(Records that describe figures)

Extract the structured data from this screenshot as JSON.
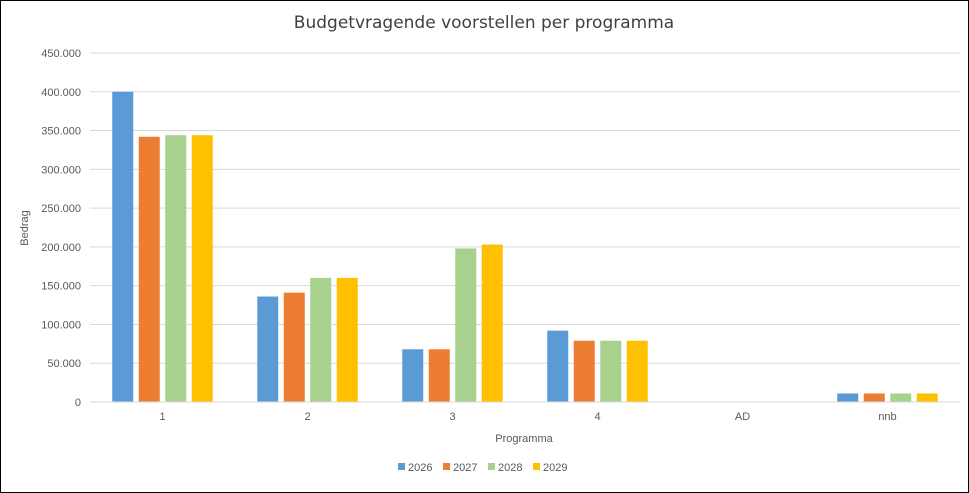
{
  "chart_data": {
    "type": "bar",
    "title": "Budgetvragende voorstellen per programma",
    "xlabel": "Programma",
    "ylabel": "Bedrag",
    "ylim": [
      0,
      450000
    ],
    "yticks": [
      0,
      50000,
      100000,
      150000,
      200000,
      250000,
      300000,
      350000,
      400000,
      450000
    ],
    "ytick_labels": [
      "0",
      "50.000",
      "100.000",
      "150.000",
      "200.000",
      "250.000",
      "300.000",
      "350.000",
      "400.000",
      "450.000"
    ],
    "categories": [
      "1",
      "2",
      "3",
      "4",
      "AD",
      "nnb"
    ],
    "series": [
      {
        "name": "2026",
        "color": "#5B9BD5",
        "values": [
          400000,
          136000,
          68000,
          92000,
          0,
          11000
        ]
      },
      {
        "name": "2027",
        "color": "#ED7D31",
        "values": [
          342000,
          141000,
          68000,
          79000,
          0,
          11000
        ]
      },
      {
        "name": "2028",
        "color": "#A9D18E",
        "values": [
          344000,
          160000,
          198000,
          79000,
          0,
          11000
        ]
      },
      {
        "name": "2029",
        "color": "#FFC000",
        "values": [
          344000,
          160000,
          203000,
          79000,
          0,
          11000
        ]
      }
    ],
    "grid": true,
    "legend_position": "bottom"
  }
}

...

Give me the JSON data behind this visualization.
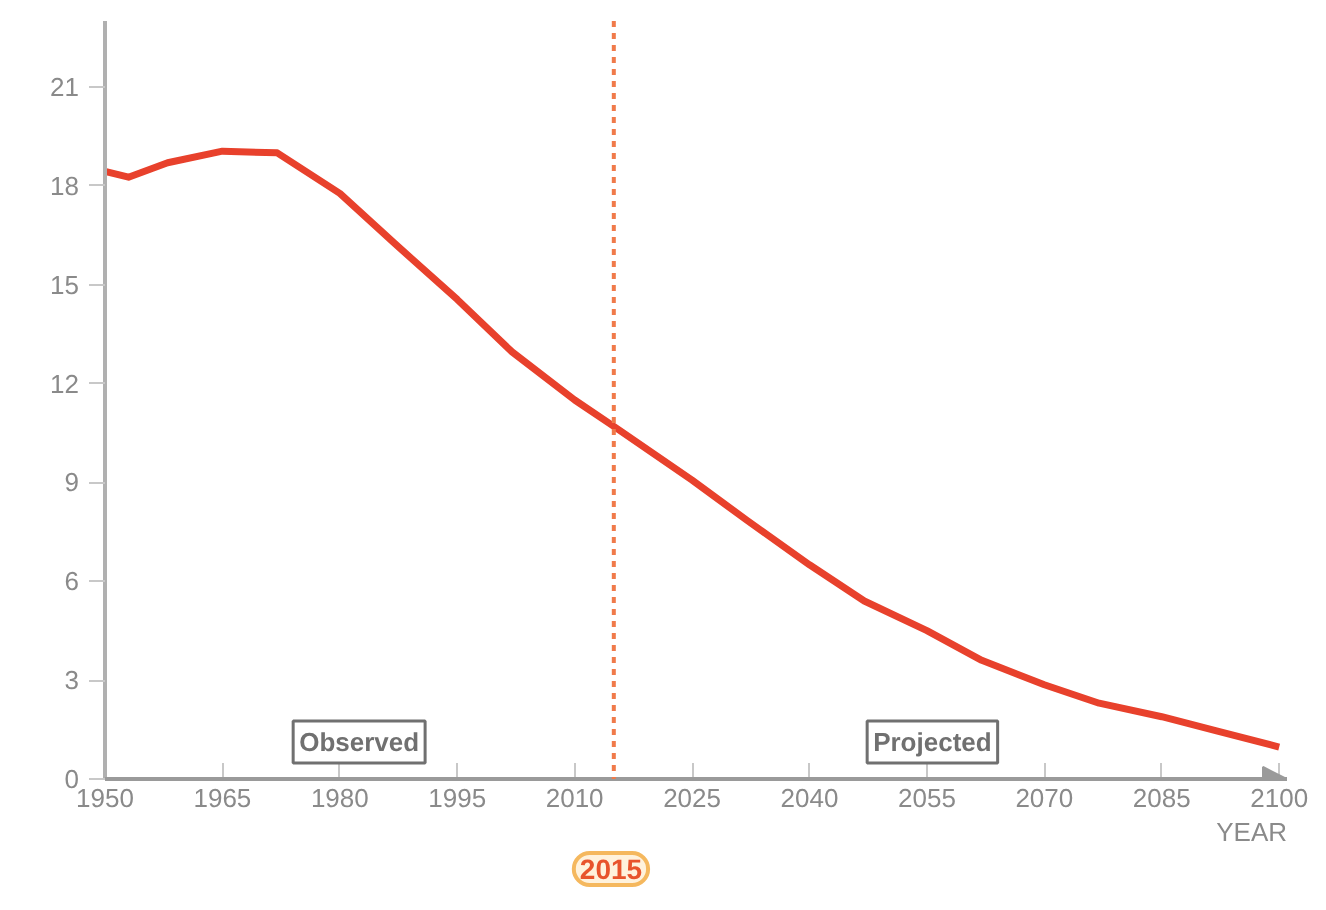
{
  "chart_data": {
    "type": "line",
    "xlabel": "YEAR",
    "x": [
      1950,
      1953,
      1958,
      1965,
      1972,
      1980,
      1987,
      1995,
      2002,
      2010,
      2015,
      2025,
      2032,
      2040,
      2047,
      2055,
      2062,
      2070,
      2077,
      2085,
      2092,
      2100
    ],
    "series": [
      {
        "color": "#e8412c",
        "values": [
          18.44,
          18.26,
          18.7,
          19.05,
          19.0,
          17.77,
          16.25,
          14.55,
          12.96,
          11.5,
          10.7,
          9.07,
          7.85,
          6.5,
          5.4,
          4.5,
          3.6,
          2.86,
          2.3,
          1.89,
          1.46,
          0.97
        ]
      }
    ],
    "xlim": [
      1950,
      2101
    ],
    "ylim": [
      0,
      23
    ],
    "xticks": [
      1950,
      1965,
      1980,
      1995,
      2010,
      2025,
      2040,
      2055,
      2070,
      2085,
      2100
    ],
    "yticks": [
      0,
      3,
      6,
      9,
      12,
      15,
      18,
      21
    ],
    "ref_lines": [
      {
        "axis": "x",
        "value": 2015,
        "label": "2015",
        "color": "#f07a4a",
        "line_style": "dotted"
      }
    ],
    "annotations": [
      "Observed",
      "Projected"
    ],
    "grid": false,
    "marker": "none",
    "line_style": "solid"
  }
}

▸ Task directions
Lines that hold the word "color" are the ones to return, every one of them.

▸ Response for this exercise
        "color": "#5B9BD5",
        "color": "#ED7D31",
        "color": "#A9D18E",
        "color": "#FFC000",
        "color": "#e8412c",
        "color": "#f07a4a",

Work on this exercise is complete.